▶ [Task details] Please print all of the material below, word for word.

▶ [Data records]

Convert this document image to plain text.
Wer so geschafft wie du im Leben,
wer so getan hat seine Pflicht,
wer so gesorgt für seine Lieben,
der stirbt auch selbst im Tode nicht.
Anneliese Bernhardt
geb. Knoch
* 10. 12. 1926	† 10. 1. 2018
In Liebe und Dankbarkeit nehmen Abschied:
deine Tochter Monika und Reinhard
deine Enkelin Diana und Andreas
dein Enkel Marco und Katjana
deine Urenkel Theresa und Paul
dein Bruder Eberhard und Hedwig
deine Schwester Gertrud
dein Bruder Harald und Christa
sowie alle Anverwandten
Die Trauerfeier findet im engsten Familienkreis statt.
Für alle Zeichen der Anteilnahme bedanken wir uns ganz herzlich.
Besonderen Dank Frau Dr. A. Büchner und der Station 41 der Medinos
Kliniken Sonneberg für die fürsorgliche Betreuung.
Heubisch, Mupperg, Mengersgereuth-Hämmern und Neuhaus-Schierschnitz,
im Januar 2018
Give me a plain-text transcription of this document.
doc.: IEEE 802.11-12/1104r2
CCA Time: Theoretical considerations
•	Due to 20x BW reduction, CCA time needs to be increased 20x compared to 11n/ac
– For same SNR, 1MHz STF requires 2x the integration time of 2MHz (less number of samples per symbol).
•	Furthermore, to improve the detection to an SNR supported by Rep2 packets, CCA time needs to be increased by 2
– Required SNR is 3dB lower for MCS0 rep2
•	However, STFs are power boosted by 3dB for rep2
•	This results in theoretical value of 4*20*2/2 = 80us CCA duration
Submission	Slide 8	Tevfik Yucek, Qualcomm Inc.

▶ [Answer to the task]
Convert this document image to plain text.
Wer so geschafft wie du im Leben,
wer so getan hat seine Pflicht,
wer so gesorgt für seine Lieben,
der stirbt auch selbst im Tode nicht.
Anneliese Bernhardt
geb. Knoch
* 10. 12. 1926	† 10. 1. 2018
In Liebe und Dankbarkeit nehmen Abschied:
deine Tochter Monika und Reinhard
deine Enkelin Diana und Andreas
dein Enkel Marco und Katjana
deine Urenkel Theresa und Paul
dein Bruder Eberhard und Hedwig
deine Schwester Gertrud
dein Bruder Harald und Christa
sowie alle Anverwandten
Die Trauerfeier findet im engsten Familienkreis statt.
Für alle Zeichen der Anteilnahme bedanken wir uns ganz herzlich.
Besonderen Dank Frau Dr. A. Büchner und der Station 41 der Medinos
Kliniken Sonneberg für die fürsorgliche Betreuung.
Heubisch, Mupperg, Mengersgereuth-Hämmern und Neuhaus-Schierschnitz,
im Januar 2018
Give me a plain-text transcription of this document.
doc.: IEEE 802.11-12/1104r2
CCA Time: Theoretical considerations
•	Due to 20x BW reduction, CCA time needs to be increased 20x compared to 11n/ac
– For same SNR, 1MHz STF requires 2x the integration time of 2MHz (less number of samples per symbol).
•	Furthermore, to improve the detection to an SNR supported by Rep2 packets, CCA time needs to be increased by 2
– Required SNR is 3dB lower for MCS0 rep2
•	However, STFs are power boosted by 3dB for rep2
•	This results in theoretical value of 4*20*2/2 = 80us CCA duration
Submission	Slide 8	Tevfik Yucek, Qualcomm Inc.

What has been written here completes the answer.